---------- AVAILABLE DATA

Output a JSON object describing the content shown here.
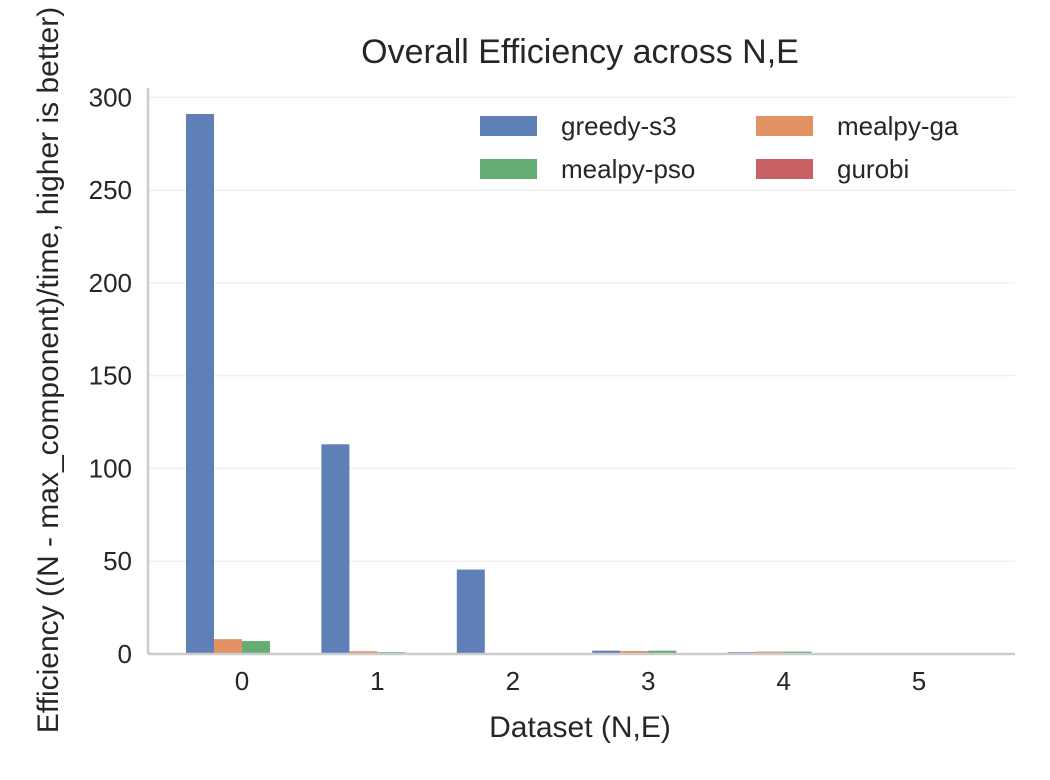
{
  "chart_data": {
    "type": "bar",
    "title": "Overall Efficiency across N,E",
    "xlabel": "Dataset (N,E)",
    "ylabel": "Efficiency ((N - max_component)/time, higher is better)",
    "categories": [
      "0",
      "1",
      "2",
      "3",
      "4",
      "5"
    ],
    "ylim": [
      0,
      305
    ],
    "yticks": [
      0,
      50,
      100,
      150,
      200,
      250,
      300
    ],
    "grid": true,
    "legend_position": "top-right",
    "legend_columns": 2,
    "series": [
      {
        "name": "greedy-s3",
        "color": "#5f7fb7",
        "values": [
          291,
          113,
          45.5,
          1.8,
          1.0,
          0.1
        ]
      },
      {
        "name": "mealpy-ga",
        "color": "#e39265",
        "values": [
          8,
          1.5,
          0.2,
          1.6,
          1.3,
          0.1
        ]
      },
      {
        "name": "mealpy-pso",
        "color": "#65ad74",
        "values": [
          7,
          1.0,
          0.2,
          1.8,
          1.3,
          0.1
        ]
      },
      {
        "name": "gurobi",
        "color": "#c96164",
        "values": [
          0,
          0,
          0,
          0,
          0,
          0
        ]
      }
    ]
  }
}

--------------------

*EXERCISE GOAL*.
Quote the material in full and exactly; do not carry over its pictures.

*SOLUTION TO THIS EXERCISE*.
Output a JSON object describing the content shown here.
{
  "chart_data": {
    "type": "bar",
    "title": "Overall Efficiency across N,E",
    "xlabel": "Dataset (N,E)",
    "ylabel": "Efficiency ((N - max_component)/time, higher is better)",
    "categories": [
      "0",
      "1",
      "2",
      "3",
      "4",
      "5"
    ],
    "ylim": [
      0,
      305
    ],
    "yticks": [
      0,
      50,
      100,
      150,
      200,
      250,
      300
    ],
    "grid": true,
    "legend_position": "top-right",
    "legend_columns": 2,
    "series": [
      {
        "name": "greedy-s3",
        "color": "#5f7fb7",
        "values": [
          291,
          113,
          45.5,
          1.8,
          1.0,
          0.1
        ]
      },
      {
        "name": "mealpy-ga",
        "color": "#e39265",
        "values": [
          8,
          1.5,
          0.2,
          1.6,
          1.3,
          0.1
        ]
      },
      {
        "name": "mealpy-pso",
        "color": "#65ad74",
        "values": [
          7,
          1.0,
          0.2,
          1.8,
          1.3,
          0.1
        ]
      },
      {
        "name": "gurobi",
        "color": "#c96164",
        "values": [
          0,
          0,
          0,
          0,
          0,
          0
        ]
      }
    ]
  }
}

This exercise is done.